List, from the lines below, each one with "رزرو" in it.

DATA PROVIDED:
------------------------------------------------------------

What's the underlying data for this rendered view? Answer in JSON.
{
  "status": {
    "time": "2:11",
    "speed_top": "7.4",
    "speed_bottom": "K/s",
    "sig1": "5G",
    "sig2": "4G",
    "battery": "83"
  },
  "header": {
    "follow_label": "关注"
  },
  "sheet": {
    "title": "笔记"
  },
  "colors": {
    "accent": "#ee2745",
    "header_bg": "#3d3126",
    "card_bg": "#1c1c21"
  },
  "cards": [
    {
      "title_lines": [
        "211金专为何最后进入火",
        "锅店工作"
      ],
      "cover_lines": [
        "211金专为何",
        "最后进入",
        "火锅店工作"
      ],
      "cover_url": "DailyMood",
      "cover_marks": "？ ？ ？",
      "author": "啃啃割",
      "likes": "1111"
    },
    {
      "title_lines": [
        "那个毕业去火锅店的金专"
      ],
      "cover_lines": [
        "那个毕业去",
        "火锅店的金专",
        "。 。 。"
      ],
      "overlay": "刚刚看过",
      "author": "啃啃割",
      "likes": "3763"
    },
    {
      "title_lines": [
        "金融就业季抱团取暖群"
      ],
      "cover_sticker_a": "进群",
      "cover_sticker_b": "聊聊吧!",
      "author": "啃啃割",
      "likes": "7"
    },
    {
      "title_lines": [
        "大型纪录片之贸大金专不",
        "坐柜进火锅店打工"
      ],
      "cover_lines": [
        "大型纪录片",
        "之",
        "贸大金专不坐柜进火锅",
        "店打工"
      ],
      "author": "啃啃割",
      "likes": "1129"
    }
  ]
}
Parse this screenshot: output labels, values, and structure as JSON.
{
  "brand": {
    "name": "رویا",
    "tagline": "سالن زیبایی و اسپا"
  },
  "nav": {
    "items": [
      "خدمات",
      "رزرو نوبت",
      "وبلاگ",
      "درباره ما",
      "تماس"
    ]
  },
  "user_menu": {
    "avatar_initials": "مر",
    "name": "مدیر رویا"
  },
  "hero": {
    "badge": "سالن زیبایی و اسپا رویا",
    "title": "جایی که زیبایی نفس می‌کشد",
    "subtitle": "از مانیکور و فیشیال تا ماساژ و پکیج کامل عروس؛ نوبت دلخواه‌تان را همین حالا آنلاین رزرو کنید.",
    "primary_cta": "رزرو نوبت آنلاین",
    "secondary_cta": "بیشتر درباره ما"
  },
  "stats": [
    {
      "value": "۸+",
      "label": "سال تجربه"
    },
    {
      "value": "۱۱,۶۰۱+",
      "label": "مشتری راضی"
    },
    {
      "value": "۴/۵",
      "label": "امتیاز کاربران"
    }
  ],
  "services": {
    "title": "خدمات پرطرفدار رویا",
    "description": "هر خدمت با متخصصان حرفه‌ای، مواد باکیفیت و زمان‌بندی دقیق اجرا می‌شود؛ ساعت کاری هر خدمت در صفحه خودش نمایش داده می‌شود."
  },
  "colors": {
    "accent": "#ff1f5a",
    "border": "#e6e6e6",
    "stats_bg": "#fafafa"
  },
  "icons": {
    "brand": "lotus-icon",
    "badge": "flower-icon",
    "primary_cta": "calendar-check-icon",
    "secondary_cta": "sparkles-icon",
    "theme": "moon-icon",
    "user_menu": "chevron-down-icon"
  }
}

------------------------------------------------------------

RESPONSE TO THIS TASK:
      "رزرو نوبت",
    "subtitle": "از مانیکور و فیشیال تا ماساژ و پکیج کامل عروس؛ نوبت دلخواه‌تان را همین حالا آنلاین رزرو کنید.",
    "primary_cta": "رزرو نوبت آنلاین",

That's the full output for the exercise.